What you will do:
Wherever the string "source" appears, copy the whole line.

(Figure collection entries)
-- -- --
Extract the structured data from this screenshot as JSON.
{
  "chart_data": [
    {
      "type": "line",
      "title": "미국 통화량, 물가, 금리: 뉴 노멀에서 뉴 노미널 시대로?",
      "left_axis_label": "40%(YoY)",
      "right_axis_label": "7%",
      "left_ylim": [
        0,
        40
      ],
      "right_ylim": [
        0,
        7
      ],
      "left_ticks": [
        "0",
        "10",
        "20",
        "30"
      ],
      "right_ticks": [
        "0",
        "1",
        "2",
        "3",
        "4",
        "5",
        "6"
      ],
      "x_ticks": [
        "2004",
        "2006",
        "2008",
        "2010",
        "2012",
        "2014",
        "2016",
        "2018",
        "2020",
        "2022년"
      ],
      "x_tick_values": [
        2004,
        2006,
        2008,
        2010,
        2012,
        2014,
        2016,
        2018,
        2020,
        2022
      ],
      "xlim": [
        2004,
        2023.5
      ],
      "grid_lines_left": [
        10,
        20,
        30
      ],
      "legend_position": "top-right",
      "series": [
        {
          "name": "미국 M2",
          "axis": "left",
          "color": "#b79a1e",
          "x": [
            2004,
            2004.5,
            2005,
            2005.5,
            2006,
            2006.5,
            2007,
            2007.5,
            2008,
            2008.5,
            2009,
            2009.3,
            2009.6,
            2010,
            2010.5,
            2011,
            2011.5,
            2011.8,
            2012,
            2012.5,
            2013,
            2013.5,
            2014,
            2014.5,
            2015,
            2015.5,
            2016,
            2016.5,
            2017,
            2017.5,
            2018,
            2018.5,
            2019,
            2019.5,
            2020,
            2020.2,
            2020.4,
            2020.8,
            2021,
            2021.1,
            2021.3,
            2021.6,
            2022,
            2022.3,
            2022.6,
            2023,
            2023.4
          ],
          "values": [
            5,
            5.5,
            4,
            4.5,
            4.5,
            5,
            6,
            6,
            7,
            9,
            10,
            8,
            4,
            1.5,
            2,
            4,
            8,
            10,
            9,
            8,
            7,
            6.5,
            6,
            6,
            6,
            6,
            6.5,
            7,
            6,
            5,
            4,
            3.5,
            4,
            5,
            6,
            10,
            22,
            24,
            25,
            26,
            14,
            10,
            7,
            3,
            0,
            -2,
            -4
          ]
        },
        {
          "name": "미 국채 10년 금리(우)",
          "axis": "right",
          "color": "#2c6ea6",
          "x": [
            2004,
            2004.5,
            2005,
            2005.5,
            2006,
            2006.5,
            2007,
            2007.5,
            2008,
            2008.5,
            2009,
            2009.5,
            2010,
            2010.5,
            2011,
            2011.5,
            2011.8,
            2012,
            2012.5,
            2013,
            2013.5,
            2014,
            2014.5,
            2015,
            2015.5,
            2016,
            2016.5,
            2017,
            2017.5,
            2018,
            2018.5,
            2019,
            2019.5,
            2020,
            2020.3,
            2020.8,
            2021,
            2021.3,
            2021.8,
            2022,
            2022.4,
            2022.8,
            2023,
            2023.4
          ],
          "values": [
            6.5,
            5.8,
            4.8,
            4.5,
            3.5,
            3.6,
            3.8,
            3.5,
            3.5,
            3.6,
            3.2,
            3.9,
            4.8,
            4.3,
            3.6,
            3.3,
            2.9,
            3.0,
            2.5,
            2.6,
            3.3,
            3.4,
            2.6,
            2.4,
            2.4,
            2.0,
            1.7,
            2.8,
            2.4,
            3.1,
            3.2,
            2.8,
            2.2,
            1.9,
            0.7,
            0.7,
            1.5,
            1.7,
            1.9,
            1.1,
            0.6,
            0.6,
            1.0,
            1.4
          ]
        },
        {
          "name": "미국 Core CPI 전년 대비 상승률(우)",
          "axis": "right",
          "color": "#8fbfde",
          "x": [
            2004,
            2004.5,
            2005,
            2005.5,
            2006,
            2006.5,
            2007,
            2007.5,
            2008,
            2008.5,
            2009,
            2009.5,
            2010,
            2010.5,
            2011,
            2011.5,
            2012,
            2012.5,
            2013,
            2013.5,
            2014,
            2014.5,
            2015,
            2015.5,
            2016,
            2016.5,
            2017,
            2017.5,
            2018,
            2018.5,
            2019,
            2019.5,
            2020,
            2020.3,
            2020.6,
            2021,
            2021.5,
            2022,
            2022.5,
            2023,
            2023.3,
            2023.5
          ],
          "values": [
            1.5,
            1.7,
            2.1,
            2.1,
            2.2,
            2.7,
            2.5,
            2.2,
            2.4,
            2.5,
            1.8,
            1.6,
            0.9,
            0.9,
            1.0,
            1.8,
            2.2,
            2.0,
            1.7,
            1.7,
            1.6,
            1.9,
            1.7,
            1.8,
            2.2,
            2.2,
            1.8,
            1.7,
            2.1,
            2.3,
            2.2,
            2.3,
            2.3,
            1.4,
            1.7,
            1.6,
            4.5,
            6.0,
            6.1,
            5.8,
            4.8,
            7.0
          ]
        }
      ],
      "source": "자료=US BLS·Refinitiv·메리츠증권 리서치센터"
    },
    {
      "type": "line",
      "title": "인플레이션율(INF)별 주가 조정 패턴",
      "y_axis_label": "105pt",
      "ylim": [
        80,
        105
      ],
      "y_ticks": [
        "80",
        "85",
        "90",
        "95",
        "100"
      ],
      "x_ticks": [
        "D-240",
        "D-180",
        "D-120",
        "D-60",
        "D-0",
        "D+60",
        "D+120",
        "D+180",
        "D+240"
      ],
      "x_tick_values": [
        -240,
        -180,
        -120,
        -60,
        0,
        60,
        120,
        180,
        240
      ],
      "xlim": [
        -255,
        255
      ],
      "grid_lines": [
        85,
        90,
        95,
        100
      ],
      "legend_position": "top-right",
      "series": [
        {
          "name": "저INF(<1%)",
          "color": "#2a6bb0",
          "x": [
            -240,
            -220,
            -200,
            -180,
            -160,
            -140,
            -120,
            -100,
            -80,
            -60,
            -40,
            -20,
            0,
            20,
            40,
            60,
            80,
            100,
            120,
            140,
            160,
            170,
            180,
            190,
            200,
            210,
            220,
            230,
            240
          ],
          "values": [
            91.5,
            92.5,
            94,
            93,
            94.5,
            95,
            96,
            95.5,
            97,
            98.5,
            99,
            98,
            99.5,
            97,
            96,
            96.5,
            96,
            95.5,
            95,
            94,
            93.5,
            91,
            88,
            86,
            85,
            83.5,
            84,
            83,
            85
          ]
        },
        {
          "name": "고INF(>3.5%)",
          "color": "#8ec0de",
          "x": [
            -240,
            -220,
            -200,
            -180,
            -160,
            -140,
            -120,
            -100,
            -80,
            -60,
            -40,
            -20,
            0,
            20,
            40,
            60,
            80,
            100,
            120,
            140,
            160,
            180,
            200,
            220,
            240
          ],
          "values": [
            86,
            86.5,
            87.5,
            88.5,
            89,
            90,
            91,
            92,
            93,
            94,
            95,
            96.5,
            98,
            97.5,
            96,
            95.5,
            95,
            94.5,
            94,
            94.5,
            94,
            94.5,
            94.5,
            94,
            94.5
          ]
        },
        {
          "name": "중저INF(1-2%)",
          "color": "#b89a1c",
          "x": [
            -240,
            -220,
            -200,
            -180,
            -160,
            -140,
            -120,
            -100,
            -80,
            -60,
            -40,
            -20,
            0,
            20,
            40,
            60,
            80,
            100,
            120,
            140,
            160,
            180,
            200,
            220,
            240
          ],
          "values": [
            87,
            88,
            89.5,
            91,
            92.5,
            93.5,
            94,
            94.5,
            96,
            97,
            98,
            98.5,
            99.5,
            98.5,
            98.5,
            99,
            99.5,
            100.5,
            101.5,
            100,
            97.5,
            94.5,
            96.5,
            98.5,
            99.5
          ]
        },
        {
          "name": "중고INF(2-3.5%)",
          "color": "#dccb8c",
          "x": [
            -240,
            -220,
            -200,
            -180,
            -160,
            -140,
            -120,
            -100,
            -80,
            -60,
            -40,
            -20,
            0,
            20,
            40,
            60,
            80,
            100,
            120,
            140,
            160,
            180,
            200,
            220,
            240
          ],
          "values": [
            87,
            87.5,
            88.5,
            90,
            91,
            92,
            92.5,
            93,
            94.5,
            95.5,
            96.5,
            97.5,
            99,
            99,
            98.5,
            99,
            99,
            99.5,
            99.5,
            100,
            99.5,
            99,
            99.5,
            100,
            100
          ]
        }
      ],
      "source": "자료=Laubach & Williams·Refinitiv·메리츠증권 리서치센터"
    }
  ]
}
-- -- --
Reply:
      "source": "자료=US BLS·Refinitiv·메리츠증권 리서치센터"
      "source": "자료=Laubach & Williams·Refinitiv·메리츠증권 리서치센터"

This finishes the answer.